When counting, include every line of the data that holds "about", then state the total alone.

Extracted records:
⟨

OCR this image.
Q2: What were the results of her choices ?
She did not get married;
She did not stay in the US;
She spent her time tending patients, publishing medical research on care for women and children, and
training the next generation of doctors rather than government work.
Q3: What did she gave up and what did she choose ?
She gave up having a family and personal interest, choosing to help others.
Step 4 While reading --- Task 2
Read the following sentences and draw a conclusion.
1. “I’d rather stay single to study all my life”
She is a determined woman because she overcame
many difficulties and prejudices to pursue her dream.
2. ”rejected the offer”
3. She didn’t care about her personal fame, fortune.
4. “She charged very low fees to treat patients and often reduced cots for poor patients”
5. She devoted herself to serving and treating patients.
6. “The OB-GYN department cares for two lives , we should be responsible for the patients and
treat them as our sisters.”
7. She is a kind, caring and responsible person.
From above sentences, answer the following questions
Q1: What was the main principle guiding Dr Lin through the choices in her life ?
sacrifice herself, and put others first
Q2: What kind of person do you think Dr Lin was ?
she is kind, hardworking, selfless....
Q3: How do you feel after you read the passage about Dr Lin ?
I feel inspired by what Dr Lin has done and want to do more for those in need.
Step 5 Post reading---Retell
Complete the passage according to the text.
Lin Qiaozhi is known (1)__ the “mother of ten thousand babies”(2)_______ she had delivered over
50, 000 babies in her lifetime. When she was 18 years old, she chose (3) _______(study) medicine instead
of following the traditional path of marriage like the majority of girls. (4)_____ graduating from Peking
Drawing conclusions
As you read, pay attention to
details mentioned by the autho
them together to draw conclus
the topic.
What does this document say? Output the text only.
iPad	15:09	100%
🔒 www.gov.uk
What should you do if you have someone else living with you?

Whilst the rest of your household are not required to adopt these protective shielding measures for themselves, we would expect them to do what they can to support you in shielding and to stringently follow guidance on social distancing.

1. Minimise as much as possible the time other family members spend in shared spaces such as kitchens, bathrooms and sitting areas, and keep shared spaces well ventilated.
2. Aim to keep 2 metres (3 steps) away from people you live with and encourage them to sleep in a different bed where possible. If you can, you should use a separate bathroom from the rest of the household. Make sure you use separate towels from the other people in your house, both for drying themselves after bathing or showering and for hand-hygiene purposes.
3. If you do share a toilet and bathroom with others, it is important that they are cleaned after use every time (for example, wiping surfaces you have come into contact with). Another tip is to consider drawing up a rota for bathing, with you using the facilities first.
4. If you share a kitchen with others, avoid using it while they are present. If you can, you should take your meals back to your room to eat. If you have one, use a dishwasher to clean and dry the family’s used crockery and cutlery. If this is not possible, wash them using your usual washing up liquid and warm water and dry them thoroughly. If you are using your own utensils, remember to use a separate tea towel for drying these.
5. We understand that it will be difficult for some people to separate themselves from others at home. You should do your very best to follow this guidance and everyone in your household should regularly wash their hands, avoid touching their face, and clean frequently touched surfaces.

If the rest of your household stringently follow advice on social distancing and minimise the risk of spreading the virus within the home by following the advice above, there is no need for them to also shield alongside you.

⟩

→ **Exercise output**
2